*What to produce:*
What is the count of lines in the listing below that hold the string "Камчатского"? Reply with that number alone.

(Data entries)

┏━━

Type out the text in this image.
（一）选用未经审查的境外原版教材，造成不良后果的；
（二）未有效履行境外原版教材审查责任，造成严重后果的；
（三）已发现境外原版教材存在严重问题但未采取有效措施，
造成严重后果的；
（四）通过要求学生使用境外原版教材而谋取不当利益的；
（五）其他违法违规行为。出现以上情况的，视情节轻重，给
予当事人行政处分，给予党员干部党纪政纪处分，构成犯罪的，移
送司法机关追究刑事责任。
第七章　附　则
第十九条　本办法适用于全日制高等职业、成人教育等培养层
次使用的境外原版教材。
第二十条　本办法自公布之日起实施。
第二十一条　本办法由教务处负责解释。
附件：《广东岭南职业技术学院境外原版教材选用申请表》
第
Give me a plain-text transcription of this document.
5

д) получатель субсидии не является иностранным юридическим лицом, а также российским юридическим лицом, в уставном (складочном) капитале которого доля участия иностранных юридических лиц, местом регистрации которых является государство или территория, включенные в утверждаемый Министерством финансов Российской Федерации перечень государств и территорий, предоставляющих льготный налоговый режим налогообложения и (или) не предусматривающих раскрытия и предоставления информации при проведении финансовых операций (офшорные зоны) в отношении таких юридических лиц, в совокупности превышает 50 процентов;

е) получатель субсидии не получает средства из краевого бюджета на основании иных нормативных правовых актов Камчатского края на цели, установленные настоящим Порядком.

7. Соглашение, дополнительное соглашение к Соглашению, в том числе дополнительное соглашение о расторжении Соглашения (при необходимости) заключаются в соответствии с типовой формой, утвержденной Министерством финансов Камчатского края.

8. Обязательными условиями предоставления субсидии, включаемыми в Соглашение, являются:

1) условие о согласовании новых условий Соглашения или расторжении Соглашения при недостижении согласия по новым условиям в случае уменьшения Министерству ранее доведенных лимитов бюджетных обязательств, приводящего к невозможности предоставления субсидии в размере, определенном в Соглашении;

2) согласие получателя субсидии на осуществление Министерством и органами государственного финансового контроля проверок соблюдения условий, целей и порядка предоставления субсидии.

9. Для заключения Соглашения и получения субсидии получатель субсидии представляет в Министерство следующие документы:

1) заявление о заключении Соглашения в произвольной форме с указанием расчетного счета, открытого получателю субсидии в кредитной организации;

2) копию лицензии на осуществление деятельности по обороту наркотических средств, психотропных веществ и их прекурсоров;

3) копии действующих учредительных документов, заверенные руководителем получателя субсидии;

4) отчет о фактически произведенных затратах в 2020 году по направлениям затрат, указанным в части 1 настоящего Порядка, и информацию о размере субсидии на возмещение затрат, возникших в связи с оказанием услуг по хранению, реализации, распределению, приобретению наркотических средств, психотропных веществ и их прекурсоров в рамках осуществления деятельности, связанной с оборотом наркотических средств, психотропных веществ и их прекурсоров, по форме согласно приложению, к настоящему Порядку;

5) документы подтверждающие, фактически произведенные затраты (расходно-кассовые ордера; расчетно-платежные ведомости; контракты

┗━━

*Task answer:*
2